Saved entries:
══════════

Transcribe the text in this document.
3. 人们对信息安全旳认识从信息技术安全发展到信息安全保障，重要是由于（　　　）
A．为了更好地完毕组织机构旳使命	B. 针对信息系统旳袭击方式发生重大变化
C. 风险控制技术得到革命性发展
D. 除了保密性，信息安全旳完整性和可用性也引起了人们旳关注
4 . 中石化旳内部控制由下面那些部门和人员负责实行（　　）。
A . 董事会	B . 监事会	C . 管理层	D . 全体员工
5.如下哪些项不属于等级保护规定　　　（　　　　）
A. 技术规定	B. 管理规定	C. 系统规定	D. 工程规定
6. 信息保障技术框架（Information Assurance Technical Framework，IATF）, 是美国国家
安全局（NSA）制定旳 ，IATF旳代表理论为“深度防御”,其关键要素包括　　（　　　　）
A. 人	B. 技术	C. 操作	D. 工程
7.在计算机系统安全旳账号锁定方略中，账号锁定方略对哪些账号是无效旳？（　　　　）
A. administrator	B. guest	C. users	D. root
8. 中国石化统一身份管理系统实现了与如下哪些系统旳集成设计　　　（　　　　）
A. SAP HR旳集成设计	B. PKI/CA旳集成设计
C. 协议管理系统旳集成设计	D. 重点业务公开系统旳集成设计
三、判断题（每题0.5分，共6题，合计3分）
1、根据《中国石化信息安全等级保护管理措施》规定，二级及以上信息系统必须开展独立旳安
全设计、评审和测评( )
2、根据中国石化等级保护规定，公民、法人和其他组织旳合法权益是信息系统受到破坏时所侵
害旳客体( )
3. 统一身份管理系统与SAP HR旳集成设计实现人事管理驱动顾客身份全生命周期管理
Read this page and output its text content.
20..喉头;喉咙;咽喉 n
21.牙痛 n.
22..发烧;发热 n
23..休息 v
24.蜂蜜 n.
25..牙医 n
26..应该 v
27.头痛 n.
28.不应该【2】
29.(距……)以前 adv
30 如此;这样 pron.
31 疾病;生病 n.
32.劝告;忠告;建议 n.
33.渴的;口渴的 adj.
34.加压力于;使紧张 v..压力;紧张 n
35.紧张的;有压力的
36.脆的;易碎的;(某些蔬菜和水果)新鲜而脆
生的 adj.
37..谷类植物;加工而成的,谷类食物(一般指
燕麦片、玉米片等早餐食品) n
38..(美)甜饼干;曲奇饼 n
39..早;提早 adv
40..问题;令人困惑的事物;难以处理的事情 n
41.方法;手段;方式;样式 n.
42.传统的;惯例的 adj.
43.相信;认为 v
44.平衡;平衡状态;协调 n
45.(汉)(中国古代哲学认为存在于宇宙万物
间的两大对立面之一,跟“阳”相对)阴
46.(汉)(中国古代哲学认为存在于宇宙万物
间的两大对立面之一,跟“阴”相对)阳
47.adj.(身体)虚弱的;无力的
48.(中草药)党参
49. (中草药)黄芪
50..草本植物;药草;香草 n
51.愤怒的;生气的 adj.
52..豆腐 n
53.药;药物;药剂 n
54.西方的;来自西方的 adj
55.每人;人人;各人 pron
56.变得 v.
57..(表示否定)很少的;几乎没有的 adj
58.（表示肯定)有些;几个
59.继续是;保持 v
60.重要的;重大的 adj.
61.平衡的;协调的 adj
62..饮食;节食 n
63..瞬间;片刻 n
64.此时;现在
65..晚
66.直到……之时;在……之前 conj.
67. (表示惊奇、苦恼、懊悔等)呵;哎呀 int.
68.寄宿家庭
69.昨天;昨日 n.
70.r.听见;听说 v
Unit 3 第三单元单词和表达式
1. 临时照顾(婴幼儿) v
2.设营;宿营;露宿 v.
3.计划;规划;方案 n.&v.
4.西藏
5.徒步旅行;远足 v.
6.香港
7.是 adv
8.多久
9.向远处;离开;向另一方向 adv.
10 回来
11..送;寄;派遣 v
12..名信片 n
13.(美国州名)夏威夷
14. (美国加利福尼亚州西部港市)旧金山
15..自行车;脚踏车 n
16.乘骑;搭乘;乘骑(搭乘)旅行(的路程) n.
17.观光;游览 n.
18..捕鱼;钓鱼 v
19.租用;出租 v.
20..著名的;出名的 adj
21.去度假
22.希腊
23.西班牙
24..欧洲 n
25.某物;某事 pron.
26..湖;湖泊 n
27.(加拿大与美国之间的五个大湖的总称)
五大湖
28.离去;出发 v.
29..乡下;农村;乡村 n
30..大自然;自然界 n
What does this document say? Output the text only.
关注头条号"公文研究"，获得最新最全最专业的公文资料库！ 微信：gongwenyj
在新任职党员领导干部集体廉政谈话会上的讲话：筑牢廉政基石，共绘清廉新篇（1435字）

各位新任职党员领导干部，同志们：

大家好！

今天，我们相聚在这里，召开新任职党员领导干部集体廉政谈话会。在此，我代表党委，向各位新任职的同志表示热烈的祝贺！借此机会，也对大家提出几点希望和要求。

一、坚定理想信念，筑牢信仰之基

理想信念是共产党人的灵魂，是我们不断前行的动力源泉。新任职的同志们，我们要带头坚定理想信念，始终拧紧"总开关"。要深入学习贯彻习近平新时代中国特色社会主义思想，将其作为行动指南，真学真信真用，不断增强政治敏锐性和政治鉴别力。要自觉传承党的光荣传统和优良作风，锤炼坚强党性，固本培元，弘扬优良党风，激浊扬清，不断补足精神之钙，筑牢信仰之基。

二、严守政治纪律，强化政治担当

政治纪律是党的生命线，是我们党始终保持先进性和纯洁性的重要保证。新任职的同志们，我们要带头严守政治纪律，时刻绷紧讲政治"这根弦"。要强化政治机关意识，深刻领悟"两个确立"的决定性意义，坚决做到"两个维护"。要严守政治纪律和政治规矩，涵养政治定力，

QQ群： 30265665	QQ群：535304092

══════════

Directions:
Return exactly the lines from the one containing "What does this" through the last line of the records above, both included, and nothing else.

Written response:
What does this document say? Output the text only.
关注头条号"公文研究"，获得最新最全最专业的公文资料库！ 微信：gongwenyj
在新任职党员领导干部集体廉政谈话会上的讲话：筑牢廉政基石，共绘清廉新篇（1435字）

各位新任职党员领导干部，同志们：

大家好！

今天，我们相聚在这里，召开新任职党员领导干部集体廉政谈话会。在此，我代表党委，向各位新任职的同志表示热烈的祝贺！借此机会，也对大家提出几点希望和要求。

一、坚定理想信念，筑牢信仰之基

理想信念是共产党人的灵魂，是我们不断前行的动力源泉。新任职的同志们，我们要带头坚定理想信念，始终拧紧"总开关"。要深入学习贯彻习近平新时代中国特色社会主义思想，将其作为行动指南，真学真信真用，不断增强政治敏锐性和政治鉴别力。要自觉传承党的光荣传统和优良作风，锤炼坚强党性，固本培元，弘扬优良党风，激浊扬清，不断补足精神之钙，筑牢信仰之基。

二、严守政治纪律，强化政治担当

政治纪律是党的生命线，是我们党始终保持先进性和纯洁性的重要保证。新任职的同志们，我们要带头严守政治纪律，时刻绷紧讲政治"这根弦"。要强化政治机关意识，深刻领悟"两个确立"的决定性意义，坚决做到"两个维护"。要严守政治纪律和政治规矩，涵养政治定力，

QQ群： 30265665	QQ群：535304092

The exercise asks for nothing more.